## EXERCISE GOAL
Show all lines of the listing that hold the word "text".

>> Begin DATA EXTRACT

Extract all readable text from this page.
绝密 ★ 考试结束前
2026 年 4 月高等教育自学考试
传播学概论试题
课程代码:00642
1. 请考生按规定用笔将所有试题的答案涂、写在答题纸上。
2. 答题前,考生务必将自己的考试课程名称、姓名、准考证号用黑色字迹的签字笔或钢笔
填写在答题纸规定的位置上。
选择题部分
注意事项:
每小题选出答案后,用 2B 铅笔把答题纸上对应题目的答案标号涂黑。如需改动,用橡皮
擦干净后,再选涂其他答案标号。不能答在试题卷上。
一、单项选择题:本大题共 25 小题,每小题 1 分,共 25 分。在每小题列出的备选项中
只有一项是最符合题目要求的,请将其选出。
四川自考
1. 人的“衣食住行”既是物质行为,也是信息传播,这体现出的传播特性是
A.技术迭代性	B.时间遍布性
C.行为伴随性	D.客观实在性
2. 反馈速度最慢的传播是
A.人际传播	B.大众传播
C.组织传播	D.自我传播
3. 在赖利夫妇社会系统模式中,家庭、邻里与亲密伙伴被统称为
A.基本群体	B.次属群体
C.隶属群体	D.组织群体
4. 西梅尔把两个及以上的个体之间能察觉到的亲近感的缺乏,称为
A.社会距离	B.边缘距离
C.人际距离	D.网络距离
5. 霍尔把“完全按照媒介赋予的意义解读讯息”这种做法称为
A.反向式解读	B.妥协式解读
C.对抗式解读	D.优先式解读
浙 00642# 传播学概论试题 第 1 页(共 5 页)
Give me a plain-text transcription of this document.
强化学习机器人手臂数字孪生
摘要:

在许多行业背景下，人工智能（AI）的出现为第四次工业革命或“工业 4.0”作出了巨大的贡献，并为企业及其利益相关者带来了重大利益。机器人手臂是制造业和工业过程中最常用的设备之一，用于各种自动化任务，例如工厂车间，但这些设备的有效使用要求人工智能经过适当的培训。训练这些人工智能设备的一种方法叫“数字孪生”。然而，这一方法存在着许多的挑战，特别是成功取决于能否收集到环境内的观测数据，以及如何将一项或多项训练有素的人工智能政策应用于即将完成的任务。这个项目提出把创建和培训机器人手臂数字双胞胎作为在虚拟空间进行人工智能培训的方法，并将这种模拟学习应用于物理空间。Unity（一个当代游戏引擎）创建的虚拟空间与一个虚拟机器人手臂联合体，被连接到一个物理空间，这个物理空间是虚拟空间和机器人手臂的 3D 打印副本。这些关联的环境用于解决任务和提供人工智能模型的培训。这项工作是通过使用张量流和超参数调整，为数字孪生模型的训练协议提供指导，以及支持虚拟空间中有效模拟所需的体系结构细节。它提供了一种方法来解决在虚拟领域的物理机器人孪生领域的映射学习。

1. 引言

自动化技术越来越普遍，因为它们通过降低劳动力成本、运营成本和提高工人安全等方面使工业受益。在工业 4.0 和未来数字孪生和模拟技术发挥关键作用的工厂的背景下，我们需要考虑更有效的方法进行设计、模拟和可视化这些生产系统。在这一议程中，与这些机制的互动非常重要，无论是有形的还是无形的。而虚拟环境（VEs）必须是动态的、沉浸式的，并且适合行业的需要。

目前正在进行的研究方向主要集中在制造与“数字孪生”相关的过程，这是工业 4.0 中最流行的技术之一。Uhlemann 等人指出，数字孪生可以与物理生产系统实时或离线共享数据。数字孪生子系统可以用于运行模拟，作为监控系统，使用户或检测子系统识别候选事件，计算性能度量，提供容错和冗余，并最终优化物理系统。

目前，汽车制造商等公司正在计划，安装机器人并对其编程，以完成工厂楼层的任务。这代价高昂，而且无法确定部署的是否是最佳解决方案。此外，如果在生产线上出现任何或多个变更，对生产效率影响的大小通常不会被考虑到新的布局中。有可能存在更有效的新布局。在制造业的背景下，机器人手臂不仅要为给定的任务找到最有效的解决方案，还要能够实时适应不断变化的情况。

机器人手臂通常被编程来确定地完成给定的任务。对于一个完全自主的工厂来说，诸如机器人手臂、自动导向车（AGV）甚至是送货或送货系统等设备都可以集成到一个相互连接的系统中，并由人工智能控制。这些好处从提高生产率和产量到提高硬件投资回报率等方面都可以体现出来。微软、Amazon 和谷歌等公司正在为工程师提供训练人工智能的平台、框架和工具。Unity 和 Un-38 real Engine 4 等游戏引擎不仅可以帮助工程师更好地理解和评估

>> End DATA EXTRACT

## THE OUTPUT
Extract all readable text from this page.
Give me a plain-text transcription of this document.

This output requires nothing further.